Text extract

★ ★ ★ ★ ★

Comet Wirtanen

Also Known as: Comet 46/Wirtanen

Object Type: Short period comet

Comet Background: A comet is an icy, small Solar System body that warms and begins to release gases when passing close to the Sun, a process called outgassing.
This produces an extended, gravitationally unbound atmosphere or coma surrounding the nucleus, and sometimes a tail of gas and dust gas blown out from the coma. These phenomena are due to the effects of solar radiation and the outstreaming solar wind plasma acting upon the nucleus of the comet.
Comet nuclei range from a few hundred meters to tens of kilometers across and are composed of loose collections of ice, dust, and small rocky particles.
The coma may be up to 15 times Earth's diameter, while the tail may stretch beyond one astronomical unit.
If sufficiently close and bright, a comet may be seen from Earth without the aid of a telescope and can subtend an arc of up to 30° (60 Moons) across the sky. Comets have been observed and recorded since ancient times by many cultures and religions.

★ ★ ★ ★ ★

Given data

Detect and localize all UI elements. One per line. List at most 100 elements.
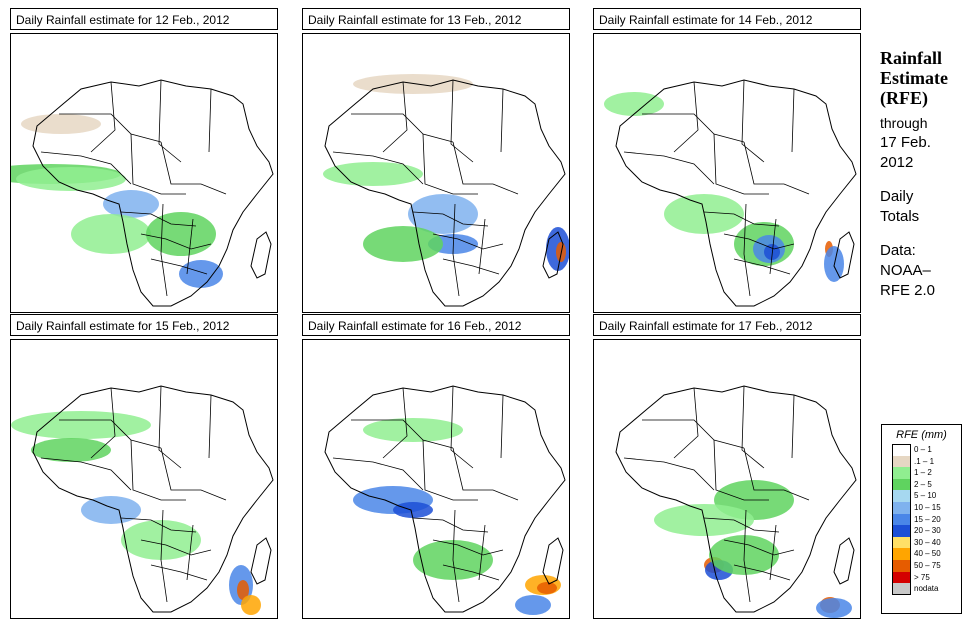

★ ★ ★ ★ ★

Task statement
Carry on writing the Comet Wirtanen text from the point where it ends.

Output of the task
Comets usually have highly eccentric elliptical orbits, and they have a wide range of orbital periods, ranging from several years to potentially several millions of years.
Short-period comets originate in the Kuiper belt or its associated scattered disc, which lie beyond the orbit of Neptune.
Long-period comets are thought to originate in the Oort cloud, a spherical cloud of icy bodies extending from outside the Kuiper belt to halfway to the nearest star.
Long-period comets are set in motion towards the Sun by gravitational perturbations from passing stars and the galactic tide.
Hyperbolic comets may pass once through the inner Solar System before being flung to interstellar space.
The appearance of a comet is called an apparition.

Discovered by: Comet 46P/Wirtanen was discovered by Carl A. Wirtanen in 1948 at the Lick Observatory, California via photographic plate.
The plate was exposed on 17 January 1948 during a stellar proper motion survey at the observatory.
It took over a year before the object was recognized as a short-period comet due to a lack of observations.

Description: Comet 46P/Wirtanen is a short-period comet with an orbital period of 5.4 years.
The comet is relatively small in size with an estimated diameter of just 1.2 kilometers.
The object was the original target for ESA’s Rosetta spacecraft but the launch window was missed so 67P/Churymov-Gerasimenko was Rosetta’s target in the end.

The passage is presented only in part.